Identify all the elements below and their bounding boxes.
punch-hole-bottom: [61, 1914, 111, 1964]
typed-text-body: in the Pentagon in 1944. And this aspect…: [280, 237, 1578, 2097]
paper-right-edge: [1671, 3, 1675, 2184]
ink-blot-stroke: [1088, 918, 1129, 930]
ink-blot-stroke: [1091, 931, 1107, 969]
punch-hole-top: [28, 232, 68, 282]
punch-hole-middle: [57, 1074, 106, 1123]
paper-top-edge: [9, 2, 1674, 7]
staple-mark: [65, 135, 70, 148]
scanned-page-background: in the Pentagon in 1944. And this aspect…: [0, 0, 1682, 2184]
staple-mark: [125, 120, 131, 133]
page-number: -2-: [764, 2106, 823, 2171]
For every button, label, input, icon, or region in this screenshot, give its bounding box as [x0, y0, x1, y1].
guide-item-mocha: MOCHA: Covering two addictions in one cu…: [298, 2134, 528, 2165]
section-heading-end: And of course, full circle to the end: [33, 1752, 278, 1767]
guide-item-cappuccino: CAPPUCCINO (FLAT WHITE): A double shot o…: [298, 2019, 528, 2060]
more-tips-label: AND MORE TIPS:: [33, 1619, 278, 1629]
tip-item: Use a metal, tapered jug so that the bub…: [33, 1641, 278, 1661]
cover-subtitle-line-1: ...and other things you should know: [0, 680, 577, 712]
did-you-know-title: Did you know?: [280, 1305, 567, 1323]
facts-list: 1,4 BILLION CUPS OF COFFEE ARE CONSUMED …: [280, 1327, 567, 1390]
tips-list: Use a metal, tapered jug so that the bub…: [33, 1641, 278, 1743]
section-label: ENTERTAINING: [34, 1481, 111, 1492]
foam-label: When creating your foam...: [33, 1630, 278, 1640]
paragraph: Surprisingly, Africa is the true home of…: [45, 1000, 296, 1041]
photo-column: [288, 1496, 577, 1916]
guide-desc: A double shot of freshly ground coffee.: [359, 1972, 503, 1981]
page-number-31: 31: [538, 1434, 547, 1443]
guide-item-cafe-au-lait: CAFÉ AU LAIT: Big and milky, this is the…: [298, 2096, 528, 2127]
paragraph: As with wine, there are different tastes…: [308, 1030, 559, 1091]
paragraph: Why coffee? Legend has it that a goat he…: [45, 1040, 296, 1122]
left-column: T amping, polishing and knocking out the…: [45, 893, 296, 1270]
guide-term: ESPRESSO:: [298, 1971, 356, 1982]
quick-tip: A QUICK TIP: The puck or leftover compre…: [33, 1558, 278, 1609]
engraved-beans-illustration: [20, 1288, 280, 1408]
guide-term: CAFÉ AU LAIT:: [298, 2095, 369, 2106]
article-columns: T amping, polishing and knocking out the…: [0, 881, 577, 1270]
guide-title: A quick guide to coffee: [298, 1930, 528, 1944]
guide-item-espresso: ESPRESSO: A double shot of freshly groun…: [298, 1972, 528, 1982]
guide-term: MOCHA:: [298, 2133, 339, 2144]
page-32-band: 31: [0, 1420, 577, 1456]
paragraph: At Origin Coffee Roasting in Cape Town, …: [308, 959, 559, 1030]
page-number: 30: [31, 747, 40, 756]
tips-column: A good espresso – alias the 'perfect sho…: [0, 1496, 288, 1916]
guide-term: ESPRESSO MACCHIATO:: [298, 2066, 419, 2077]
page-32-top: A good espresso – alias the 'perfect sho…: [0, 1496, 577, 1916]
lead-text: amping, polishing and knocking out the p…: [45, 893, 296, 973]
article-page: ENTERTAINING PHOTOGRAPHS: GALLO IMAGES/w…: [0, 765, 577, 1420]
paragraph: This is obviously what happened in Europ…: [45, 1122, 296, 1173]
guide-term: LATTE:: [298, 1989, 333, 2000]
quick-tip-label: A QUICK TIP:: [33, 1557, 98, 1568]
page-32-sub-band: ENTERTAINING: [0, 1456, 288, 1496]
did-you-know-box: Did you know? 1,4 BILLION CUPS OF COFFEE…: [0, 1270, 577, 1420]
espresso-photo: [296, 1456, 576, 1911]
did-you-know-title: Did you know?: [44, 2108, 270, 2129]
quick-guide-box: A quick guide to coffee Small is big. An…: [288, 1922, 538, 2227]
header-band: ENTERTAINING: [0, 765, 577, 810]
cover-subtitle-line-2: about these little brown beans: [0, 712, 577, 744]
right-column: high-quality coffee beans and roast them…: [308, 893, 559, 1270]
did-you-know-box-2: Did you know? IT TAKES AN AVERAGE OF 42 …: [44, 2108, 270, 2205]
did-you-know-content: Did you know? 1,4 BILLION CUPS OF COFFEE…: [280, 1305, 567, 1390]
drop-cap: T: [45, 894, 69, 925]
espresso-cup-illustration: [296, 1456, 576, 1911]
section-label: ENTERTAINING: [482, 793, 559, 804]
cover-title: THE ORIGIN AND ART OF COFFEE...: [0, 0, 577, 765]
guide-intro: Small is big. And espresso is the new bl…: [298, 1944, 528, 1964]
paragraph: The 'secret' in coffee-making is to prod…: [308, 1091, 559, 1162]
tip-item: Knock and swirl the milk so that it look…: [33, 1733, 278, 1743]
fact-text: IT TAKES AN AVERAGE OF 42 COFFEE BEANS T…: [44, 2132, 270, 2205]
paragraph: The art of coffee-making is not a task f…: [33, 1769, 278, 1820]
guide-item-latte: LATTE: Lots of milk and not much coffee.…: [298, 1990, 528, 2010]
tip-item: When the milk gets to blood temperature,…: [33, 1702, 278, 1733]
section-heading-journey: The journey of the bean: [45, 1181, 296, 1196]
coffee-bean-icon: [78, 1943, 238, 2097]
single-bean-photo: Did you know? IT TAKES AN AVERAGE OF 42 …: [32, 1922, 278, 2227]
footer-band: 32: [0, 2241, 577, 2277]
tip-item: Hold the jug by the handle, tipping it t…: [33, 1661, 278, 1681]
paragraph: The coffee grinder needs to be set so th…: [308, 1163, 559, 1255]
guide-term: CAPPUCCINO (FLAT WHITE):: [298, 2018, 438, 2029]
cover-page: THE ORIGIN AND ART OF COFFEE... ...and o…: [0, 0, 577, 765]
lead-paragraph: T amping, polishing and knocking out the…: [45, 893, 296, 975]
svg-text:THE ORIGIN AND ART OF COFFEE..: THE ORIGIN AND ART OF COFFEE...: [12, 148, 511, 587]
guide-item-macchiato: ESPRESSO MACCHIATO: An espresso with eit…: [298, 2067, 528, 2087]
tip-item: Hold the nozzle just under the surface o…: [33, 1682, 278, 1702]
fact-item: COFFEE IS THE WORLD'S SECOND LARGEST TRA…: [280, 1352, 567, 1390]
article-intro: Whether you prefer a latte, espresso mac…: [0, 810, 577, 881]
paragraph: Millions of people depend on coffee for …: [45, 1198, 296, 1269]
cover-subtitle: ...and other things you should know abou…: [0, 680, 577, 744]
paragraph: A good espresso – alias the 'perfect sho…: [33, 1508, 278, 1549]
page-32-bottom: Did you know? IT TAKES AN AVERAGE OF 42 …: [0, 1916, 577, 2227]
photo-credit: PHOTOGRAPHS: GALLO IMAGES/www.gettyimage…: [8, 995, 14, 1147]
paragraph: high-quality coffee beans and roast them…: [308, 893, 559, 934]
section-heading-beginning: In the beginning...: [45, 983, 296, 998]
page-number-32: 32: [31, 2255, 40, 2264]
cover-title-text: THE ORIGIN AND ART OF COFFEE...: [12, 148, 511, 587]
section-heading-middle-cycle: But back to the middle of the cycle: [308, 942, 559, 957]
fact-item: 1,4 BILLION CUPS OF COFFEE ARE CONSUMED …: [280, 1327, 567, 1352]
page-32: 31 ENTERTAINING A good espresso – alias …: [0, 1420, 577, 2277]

┄┄┄┄┄┄┄┄┄┄

_What to produce:_
Write out all of the data above again, line for line and unchanged.

_Output of the task:_
Identify all the elements below and their bounding boxes.
punch-hole-bottom: [61, 1914, 111, 1964]
typed-text-body: in the Pentagon in 1944. And this aspect…: [280, 237, 1578, 2097]
paper-right-edge: [1671, 3, 1675, 2184]
ink-blot-stroke: [1088, 918, 1129, 930]
ink-blot-stroke: [1091, 931, 1107, 969]
punch-hole-top: [28, 232, 68, 282]
punch-hole-middle: [57, 1074, 106, 1123]
paper-top-edge: [9, 2, 1674, 7]
staple-mark: [65, 135, 70, 148]
scanned-page-background: in the Pentagon in 1944. And this aspect…: [0, 0, 1682, 2184]
staple-mark: [125, 120, 131, 133]
page-number: -2-: [764, 2106, 823, 2171]
For every button, label, input, icon, or region in this screenshot, give its bounding box as [x0, y0, x1, y1].
guide-item-mocha: MOCHA: Covering two addictions in one cu…: [298, 2134, 528, 2165]
section-heading-end: And of course, full circle to the end: [33, 1752, 278, 1767]
guide-item-cappuccino: CAPPUCCINO (FLAT WHITE): A double shot o…: [298, 2019, 528, 2060]
more-tips-label: AND MORE TIPS:: [33, 1619, 278, 1629]
tip-item: Use a metal, tapered jug so that the bub…: [33, 1641, 278, 1661]
cover-subtitle-line-1: ...and other things you should know: [0, 680, 577, 712]
did-you-know-title: Did you know?: [280, 1305, 567, 1323]
facts-list: 1,4 BILLION CUPS OF COFFEE ARE CONSUMED …: [280, 1327, 567, 1390]
tips-list: Use a metal, tapered jug so that the bub…: [33, 1641, 278, 1743]
section-label: ENTERTAINING: [34, 1481, 111, 1492]
foam-label: When creating your foam...: [33, 1630, 278, 1640]
paragraph: Surprisingly, Africa is the true home of…: [45, 1000, 296, 1041]
photo-column: [288, 1496, 577, 1916]
guide-desc: A double shot of freshly ground coffee.: [359, 1972, 503, 1981]
page-number-31: 31: [538, 1434, 547, 1443]
guide-item-cafe-au-lait: CAFÉ AU LAIT: Big and milky, this is the…: [298, 2096, 528, 2127]
paragraph: As with wine, there are different tastes…: [308, 1030, 559, 1091]
paragraph: Why coffee? Legend has it that a goat he…: [45, 1040, 296, 1122]
left-column: T amping, polishing and knocking out the…: [45, 893, 296, 1270]
guide-term: ESPRESSO:: [298, 1971, 356, 1982]
quick-tip: A QUICK TIP: The puck or leftover compre…: [33, 1558, 278, 1609]
engraved-beans-illustration: [20, 1288, 280, 1408]
guide-term: CAFÉ AU LAIT:: [298, 2095, 369, 2106]
article-columns: T amping, polishing and knocking out the…: [0, 881, 577, 1270]
guide-title: A quick guide to coffee: [298, 1930, 528, 1944]
guide-item-espresso: ESPRESSO: A double shot of freshly groun…: [298, 1972, 528, 1982]
guide-term: MOCHA:: [298, 2133, 339, 2144]
page-32-band: 31: [0, 1420, 577, 1456]
paragraph: At Origin Coffee Roasting in Cape Town, …: [308, 959, 559, 1030]
page-number: 30: [31, 747, 40, 756]
tips-column: A good espresso – alias the 'perfect sho…: [0, 1496, 288, 1916]
guide-term: ESPRESSO MACCHIATO:: [298, 2066, 419, 2077]
page-32-top: A good espresso – alias the 'perfect sho…: [0, 1496, 577, 1916]
lead-text: amping, polishing and knocking out the p…: [45, 893, 296, 973]
article-page: ENTERTAINING PHOTOGRAPHS: GALLO IMAGES/w…: [0, 765, 577, 1420]
paragraph: This is obviously what happened in Europ…: [45, 1122, 296, 1173]
guide-term: LATTE:: [298, 1989, 333, 2000]
quick-tip-label: A QUICK TIP:: [33, 1557, 98, 1568]
page-32-sub-band: ENTERTAINING: [0, 1456, 288, 1496]
did-you-know-box: Did you know? 1,4 BILLION CUPS OF COFFEE…: [0, 1270, 577, 1420]
espresso-photo: [296, 1456, 576, 1911]
did-you-know-title: Did you know?: [44, 2108, 270, 2129]
quick-guide-box: A quick guide to coffee Small is big. An…: [288, 1922, 538, 2227]
header-band: ENTERTAINING: [0, 765, 577, 810]
cover-subtitle-line-2: about these little brown beans: [0, 712, 577, 744]
right-column: high-quality coffee beans and roast them…: [308, 893, 559, 1270]
did-you-know-box-2: Did you know? IT TAKES AN AVERAGE OF 42 …: [44, 2108, 270, 2205]
did-you-know-content: Did you know? 1,4 BILLION CUPS OF COFFEE…: [280, 1305, 567, 1390]
drop-cap: T: [45, 894, 69, 925]
espresso-cup-illustration: [296, 1456, 576, 1911]
section-label: ENTERTAINING: [482, 793, 559, 804]
cover-title: THE ORIGIN AND ART OF COFFEE...: [0, 0, 577, 765]
guide-intro: Small is big. And espresso is the new bl…: [298, 1944, 528, 1964]
paragraph: The 'secret' in coffee-making is to prod…: [308, 1091, 559, 1162]
tip-item: Knock and swirl the milk so that it look…: [33, 1733, 278, 1743]
fact-text: IT TAKES AN AVERAGE OF 42 COFFEE BEANS T…: [44, 2132, 270, 2205]
paragraph: The art of coffee-making is not a task f…: [33, 1769, 278, 1820]
guide-item-latte: LATTE: Lots of milk and not much coffee.…: [298, 1990, 528, 2010]
tip-item: When the milk gets to blood temperature,…: [33, 1702, 278, 1733]
section-heading-journey: The journey of the bean: [45, 1181, 296, 1196]
coffee-bean-icon: [78, 1943, 238, 2097]
single-bean-photo: Did you know? IT TAKES AN AVERAGE OF 42 …: [32, 1922, 278, 2227]
footer-band: 32: [0, 2241, 577, 2277]
tip-item: Hold the jug by the handle, tipping it t…: [33, 1661, 278, 1681]
paragraph: The coffee grinder needs to be set so th…: [308, 1163, 559, 1255]
guide-term: CAPPUCCINO (FLAT WHITE):: [298, 2018, 438, 2029]
cover-page: THE ORIGIN AND ART OF COFFEE... ...and o…: [0, 0, 577, 765]
lead-paragraph: T amping, polishing and knocking out the…: [45, 893, 296, 975]
svg-text:THE ORIGIN AND ART OF COFFEE..: THE ORIGIN AND ART OF COFFEE...: [12, 148, 511, 587]
guide-item-macchiato: ESPRESSO MACCHIATO: An espresso with eit…: [298, 2067, 528, 2087]
tip-item: Hold the nozzle just under the surface o…: [33, 1682, 278, 1702]
fact-item: COFFEE IS THE WORLD'S SECOND LARGEST TRA…: [280, 1352, 567, 1390]
article-intro: Whether you prefer a latte, espresso mac…: [0, 810, 577, 881]
paragraph: Millions of people depend on coffee for …: [45, 1198, 296, 1269]
cover-subtitle: ...and other things you should know abou…: [0, 680, 577, 744]
paragraph: A good espresso – alias the 'perfect sho…: [33, 1508, 278, 1549]
page-32-bottom: Did you know? IT TAKES AN AVERAGE OF 42 …: [0, 1916, 577, 2227]
photo-credit: PHOTOGRAPHS: GALLO IMAGES/www.gettyimage…: [8, 995, 14, 1147]
paragraph: high-quality coffee beans and roast them…: [308, 893, 559, 934]
section-heading-beginning: In the beginning...: [45, 983, 296, 998]
page-number-32: 32: [31, 2255, 40, 2264]
cover-title-text: THE ORIGIN AND ART OF COFFEE...: [12, 148, 511, 587]
section-heading-middle-cycle: But back to the middle of the cycle: [308, 942, 559, 957]
fact-item: 1,4 BILLION CUPS OF COFFEE ARE CONSUMED …: [280, 1327, 567, 1352]
page-32: 31 ENTERTAINING A good espresso – alias …: [0, 1420, 577, 2277]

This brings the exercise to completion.